- [The request]:
Identify each line below that contains the word "Galanter", and copy it out.
** start of Data rows **
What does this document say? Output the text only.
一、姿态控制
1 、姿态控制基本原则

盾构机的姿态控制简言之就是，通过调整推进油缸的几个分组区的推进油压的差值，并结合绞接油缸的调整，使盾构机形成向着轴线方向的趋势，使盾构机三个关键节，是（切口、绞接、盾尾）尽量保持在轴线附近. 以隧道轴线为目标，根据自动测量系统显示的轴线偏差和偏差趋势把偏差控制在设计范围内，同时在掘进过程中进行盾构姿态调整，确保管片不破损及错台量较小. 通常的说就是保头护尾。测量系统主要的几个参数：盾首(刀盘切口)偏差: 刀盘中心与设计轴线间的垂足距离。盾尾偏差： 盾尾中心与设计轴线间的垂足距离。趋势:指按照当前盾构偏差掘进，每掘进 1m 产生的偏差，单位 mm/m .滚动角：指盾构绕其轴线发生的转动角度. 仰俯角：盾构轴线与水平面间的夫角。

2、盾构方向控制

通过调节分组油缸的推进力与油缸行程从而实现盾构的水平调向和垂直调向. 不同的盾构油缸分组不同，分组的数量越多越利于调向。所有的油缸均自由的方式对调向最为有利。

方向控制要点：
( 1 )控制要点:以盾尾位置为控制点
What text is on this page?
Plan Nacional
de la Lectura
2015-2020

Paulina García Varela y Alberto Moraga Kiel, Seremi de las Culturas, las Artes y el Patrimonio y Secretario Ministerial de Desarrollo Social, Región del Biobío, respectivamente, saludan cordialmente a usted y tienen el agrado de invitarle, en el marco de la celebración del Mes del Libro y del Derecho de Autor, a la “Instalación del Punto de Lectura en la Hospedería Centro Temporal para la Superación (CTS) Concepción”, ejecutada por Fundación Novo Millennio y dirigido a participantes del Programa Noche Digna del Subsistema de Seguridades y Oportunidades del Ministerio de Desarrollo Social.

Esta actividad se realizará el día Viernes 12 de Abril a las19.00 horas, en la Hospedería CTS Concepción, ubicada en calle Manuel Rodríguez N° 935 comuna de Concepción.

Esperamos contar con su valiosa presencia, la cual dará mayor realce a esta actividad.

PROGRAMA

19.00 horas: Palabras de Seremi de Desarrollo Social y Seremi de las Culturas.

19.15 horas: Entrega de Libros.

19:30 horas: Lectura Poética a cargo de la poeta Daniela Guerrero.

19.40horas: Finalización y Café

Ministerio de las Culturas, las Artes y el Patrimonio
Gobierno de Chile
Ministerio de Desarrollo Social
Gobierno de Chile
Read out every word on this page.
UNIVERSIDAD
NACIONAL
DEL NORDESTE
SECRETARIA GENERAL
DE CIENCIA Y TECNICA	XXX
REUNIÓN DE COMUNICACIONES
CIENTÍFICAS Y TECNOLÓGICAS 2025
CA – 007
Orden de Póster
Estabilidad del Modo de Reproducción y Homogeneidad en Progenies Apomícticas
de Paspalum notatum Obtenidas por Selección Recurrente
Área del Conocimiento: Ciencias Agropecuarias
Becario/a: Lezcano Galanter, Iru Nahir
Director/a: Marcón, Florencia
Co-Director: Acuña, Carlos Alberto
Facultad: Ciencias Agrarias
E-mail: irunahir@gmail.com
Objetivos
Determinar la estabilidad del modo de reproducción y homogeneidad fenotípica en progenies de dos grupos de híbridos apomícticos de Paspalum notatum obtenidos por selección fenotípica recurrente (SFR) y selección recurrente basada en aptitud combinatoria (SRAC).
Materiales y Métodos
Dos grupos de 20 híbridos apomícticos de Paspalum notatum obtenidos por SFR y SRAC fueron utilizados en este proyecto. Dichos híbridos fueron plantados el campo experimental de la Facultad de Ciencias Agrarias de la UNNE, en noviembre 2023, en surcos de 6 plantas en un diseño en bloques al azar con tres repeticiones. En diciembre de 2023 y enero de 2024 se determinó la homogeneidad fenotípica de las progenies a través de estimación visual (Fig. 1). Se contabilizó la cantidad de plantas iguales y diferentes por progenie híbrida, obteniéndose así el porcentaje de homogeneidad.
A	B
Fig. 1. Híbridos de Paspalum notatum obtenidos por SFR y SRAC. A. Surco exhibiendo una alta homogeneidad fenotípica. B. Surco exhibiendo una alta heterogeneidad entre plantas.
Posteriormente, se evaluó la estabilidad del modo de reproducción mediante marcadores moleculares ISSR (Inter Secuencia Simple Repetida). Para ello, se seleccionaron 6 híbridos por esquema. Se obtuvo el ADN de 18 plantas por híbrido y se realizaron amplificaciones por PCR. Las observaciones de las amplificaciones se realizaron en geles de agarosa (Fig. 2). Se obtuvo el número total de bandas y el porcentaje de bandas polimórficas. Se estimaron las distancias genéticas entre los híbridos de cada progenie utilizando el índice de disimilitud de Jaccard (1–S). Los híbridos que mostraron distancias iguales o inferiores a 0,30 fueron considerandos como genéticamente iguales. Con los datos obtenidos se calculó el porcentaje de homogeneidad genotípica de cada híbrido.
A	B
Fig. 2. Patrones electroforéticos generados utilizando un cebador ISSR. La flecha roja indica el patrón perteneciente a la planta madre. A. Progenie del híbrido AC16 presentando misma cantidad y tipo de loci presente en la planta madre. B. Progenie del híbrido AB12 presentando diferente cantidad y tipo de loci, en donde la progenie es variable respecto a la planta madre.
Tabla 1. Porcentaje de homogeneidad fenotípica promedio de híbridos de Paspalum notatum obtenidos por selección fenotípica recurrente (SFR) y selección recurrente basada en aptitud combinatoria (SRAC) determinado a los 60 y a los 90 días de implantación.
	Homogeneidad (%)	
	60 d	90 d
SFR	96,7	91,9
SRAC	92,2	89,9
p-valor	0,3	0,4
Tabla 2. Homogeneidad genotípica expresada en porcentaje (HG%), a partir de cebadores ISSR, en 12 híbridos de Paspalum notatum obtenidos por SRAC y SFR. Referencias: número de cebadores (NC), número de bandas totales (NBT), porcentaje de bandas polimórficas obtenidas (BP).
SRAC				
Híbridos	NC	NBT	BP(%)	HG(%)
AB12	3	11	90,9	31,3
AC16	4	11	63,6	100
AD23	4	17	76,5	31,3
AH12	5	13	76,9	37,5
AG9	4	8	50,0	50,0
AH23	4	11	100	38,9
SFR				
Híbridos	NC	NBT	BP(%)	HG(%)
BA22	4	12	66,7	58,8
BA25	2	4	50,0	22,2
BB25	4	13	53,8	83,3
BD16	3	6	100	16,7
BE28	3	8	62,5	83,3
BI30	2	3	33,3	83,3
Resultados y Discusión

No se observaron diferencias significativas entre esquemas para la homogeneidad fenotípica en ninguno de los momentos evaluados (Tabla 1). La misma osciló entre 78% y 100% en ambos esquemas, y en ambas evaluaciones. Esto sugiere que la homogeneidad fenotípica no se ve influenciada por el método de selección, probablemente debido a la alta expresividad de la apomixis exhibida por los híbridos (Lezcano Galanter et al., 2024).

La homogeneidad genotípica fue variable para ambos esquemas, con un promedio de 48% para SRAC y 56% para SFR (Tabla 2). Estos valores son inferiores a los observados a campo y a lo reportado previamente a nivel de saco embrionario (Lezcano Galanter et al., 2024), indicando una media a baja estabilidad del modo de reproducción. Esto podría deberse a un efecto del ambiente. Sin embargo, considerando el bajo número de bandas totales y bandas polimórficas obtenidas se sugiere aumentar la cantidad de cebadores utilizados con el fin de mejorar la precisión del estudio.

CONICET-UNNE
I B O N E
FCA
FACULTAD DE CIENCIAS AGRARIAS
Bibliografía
** end of Data rows **
- [Solution for this task]:
Becario/a: Lezcano Galanter, Iru Nahir
No se observaron diferencias significativas entre esquemas para la homogeneidad fenotípica en ninguno de los momentos evaluados (Tabla 1). La misma osciló entre 78% y 100% en ambos esquemas, y en ambas evaluaciones. Esto sugiere que la homogeneidad fenotípica no se ve influenciada por el método de selección, probablemente debido a la alta expresividad de la apomixis exhibida por los híbridos (Lezcano Galanter et al., 2024).
La homogeneidad genotípica fue variable para ambos esquemas, con un promedio de 48% para SRAC y 56% para SFR (Tabla 2). Estos valores son inferiores a los observados a campo y a lo reportado previamente a nivel de saco embrionario (Lezcano Galanter et al., 2024), indicando una media a baja estabilidad del modo de reproducción. Esto podría deberse a un efecto del ambiente. Sin embargo, considerando el bajo número de bandas totales y bandas polimórficas obtenidas se sugiere aumentar la cantidad de cebadores utilizados con el fin de mejorar la precisión del estudio.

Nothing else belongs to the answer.